-- START Data shown --
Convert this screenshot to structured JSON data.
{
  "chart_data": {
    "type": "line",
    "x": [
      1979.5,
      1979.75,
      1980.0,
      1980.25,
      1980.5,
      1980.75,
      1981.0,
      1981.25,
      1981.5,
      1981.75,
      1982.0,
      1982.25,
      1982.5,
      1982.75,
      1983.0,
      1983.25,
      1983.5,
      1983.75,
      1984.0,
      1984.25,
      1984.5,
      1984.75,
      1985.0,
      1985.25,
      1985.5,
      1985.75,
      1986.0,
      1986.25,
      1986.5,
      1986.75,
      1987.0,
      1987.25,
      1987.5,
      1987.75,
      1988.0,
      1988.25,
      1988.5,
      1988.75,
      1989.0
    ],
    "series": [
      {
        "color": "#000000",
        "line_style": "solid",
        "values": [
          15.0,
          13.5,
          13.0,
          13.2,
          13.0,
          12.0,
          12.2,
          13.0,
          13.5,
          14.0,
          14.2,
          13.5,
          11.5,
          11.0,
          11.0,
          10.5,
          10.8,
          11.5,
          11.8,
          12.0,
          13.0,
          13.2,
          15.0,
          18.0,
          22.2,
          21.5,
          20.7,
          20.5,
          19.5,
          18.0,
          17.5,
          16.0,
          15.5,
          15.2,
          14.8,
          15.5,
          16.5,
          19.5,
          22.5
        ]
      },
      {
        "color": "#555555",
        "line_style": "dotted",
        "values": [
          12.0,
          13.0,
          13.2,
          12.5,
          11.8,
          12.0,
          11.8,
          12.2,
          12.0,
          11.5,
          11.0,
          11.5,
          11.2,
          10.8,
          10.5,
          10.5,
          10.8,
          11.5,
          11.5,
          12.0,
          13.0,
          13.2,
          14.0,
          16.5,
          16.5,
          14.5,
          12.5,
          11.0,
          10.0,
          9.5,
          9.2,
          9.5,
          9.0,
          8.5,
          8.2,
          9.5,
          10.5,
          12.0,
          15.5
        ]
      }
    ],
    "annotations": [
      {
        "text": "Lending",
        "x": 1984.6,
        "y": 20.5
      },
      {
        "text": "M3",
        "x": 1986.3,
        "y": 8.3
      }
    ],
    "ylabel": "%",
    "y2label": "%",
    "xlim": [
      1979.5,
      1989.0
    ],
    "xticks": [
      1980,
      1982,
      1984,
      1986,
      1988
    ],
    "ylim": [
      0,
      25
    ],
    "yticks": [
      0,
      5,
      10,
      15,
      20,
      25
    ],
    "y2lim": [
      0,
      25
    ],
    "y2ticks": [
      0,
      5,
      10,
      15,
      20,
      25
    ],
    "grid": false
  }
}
-- END Data shown --
* [Problem description] Print all of the entries exactly as they are written.

* [Complete output]
Convert this screenshot to structured JSON data.
{
  "chart_data": {
    "type": "line",
    "x": [
      1979.5,
      1979.75,
      1980.0,
      1980.25,
      1980.5,
      1980.75,
      1981.0,
      1981.25,
      1981.5,
      1981.75,
      1982.0,
      1982.25,
      1982.5,
      1982.75,
      1983.0,
      1983.25,
      1983.5,
      1983.75,
      1984.0,
      1984.25,
      1984.5,
      1984.75,
      1985.0,
      1985.25,
      1985.5,
      1985.75,
      1986.0,
      1986.25,
      1986.5,
      1986.75,
      1987.0,
      1987.25,
      1987.5,
      1987.75,
      1988.0,
      1988.25,
      1988.5,
      1988.75,
      1989.0
    ],
    "series": [
      {
        "color": "#000000",
        "line_style": "solid",
        "values": [
          15.0,
          13.5,
          13.0,
          13.2,
          13.0,
          12.0,
          12.2,
          13.0,
          13.5,
          14.0,
          14.2,
          13.5,
          11.5,
          11.0,
          11.0,
          10.5,
          10.8,
          11.5,
          11.8,
          12.0,
          13.0,
          13.2,
          15.0,
          18.0,
          22.2,
          21.5,
          20.7,
          20.5,
          19.5,
          18.0,
          17.5,
          16.0,
          15.5,
          15.2,
          14.8,
          15.5,
          16.5,
          19.5,
          22.5
        ]
      },
      {
        "color": "#555555",
        "line_style": "dotted",
        "values": [
          12.0,
          13.0,
          13.2,
          12.5,
          11.8,
          12.0,
          11.8,
          12.2,
          12.0,
          11.5,
          11.0,
          11.5,
          11.2,
          10.8,
          10.5,
          10.5,
          10.8,
          11.5,
          11.5,
          12.0,
          13.0,
          13.2,
          14.0,
          16.5,
          16.5,
          14.5,
          12.5,
          11.0,
          10.0,
          9.5,
          9.2,
          9.5,
          9.0,
          8.5,
          8.2,
          9.5,
          10.5,
          12.0,
          15.5
        ]
      }
    ],
    "annotations": [
      {
        "text": "Lending",
        "x": 1984.6,
        "y": 20.5
      },
      {
        "text": "M3",
        "x": 1986.3,
        "y": 8.3
      }
    ],
    "ylabel": "%",
    "y2label": "%",
    "xlim": [
      1979.5,
      1989.0
    ],
    "xticks": [
      1980,
      1982,
      1984,
      1986,
      1988
    ],
    "ylim": [
      0,
      25
    ],
    "yticks": [
      0,
      5,
      10,
      15,
      20,
      25
    ],
    "y2lim": [
      0,
      25
    ],
    "y2ticks": [
      0,
      5,
      10,
      15,
      20,
      25
    ],
    "grid": false
  }
}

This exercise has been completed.